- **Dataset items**
**********

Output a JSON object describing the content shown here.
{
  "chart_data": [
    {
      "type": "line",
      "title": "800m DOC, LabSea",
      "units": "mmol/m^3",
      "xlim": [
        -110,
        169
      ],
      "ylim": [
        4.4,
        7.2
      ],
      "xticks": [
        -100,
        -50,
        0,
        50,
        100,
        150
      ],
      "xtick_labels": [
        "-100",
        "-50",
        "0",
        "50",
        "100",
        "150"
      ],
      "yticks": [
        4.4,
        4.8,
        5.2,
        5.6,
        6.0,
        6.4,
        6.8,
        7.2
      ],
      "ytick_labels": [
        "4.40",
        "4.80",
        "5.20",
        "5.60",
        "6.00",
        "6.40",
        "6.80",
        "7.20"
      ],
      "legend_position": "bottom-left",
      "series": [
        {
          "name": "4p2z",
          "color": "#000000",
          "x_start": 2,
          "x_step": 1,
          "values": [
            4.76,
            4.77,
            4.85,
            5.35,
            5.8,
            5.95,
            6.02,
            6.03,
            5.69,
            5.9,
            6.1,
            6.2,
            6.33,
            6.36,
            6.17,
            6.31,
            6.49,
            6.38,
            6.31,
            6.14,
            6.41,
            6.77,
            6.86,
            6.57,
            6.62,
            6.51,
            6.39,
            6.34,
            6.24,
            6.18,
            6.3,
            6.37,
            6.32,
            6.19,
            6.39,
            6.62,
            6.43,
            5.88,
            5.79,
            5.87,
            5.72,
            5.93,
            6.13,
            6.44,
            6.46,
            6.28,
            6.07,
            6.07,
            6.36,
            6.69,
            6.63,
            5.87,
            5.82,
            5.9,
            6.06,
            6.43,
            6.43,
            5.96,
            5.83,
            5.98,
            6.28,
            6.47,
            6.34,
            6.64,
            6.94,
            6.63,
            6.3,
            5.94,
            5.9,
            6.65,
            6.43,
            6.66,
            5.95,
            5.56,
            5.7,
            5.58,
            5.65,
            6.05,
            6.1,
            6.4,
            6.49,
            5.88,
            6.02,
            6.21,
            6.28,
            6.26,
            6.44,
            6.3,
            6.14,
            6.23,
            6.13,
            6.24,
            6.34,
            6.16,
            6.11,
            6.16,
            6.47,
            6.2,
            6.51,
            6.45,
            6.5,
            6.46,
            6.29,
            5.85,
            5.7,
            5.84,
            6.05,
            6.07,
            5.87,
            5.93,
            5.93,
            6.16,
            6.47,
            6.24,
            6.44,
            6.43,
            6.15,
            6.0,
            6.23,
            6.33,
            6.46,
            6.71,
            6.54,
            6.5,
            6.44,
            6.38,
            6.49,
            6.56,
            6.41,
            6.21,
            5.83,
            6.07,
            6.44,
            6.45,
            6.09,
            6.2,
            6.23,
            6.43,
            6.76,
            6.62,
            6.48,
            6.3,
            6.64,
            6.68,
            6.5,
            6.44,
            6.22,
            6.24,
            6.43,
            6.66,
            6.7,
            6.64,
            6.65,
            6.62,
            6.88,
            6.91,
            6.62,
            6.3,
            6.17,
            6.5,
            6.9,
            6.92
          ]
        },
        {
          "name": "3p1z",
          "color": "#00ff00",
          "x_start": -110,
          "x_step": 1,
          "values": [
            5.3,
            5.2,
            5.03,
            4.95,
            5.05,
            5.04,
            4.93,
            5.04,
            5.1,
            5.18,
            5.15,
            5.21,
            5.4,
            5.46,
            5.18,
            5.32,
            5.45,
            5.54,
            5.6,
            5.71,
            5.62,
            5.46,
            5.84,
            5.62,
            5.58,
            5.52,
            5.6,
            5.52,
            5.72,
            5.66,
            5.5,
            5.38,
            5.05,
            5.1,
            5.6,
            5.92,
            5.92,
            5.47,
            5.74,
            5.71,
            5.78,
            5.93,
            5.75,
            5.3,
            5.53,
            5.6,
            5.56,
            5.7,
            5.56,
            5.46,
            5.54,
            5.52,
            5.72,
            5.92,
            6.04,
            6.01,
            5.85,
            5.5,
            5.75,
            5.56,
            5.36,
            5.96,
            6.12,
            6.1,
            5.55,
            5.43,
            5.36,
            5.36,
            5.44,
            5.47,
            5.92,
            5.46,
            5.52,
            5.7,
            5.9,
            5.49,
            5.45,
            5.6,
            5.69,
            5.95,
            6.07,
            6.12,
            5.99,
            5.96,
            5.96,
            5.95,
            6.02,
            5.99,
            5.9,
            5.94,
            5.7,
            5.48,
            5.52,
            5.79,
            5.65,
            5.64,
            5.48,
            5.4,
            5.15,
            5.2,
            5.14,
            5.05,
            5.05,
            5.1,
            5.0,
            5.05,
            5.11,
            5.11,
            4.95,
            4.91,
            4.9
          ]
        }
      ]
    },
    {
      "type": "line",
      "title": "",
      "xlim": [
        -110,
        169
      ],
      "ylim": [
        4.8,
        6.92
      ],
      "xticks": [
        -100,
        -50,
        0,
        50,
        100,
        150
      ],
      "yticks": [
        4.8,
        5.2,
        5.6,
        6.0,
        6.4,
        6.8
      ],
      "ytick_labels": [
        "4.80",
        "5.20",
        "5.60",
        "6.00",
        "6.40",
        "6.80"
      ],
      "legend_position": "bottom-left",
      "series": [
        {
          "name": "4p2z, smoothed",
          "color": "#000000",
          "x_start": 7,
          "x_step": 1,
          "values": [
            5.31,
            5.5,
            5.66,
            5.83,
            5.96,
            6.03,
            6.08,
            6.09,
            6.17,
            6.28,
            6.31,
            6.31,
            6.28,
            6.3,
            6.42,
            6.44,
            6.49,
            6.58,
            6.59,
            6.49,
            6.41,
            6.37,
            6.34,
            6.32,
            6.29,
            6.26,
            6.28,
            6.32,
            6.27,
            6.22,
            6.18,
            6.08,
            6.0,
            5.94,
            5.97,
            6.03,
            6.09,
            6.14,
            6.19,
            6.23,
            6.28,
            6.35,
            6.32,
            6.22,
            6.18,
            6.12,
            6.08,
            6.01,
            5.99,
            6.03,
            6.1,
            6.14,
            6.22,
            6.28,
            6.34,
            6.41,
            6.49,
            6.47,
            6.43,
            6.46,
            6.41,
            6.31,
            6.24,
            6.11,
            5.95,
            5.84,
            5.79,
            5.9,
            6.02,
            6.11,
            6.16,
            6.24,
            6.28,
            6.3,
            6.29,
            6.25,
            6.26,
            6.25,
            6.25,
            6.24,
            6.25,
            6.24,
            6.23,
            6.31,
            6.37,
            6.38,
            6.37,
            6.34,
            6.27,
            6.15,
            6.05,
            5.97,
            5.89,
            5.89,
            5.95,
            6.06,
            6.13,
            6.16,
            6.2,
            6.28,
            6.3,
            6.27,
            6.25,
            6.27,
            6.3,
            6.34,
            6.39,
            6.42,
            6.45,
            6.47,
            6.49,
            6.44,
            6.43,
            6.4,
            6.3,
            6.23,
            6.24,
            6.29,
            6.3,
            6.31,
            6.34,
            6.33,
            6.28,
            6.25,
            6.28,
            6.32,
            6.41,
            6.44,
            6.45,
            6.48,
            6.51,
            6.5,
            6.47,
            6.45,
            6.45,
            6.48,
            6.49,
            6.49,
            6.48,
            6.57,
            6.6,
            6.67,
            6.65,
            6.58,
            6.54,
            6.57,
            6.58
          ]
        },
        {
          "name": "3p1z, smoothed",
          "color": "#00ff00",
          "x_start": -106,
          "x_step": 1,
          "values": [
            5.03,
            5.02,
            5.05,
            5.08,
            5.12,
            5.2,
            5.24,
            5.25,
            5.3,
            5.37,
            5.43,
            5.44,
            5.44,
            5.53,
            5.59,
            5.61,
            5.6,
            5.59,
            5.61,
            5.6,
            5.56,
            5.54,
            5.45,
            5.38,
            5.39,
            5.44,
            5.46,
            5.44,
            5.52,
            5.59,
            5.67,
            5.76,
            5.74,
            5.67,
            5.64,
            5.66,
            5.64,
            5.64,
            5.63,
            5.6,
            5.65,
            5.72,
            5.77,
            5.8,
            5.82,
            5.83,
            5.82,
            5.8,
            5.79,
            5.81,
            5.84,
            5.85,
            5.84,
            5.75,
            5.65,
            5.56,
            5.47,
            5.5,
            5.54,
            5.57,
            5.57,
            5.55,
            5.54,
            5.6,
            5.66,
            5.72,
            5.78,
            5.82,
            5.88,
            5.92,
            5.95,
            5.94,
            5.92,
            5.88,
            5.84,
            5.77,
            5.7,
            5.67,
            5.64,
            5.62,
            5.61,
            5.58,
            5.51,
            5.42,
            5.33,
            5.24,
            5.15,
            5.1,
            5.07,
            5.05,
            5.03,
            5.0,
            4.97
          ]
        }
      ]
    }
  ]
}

**********

- **TO DO**
Copy each line from the data above that includes "name".

- **ANSWER TO THIS TASK**
          "name": "4p2z",
          "name": "3p1z",
          "name": "4p2z, smoothed",
          "name": "3p1z, smoothed",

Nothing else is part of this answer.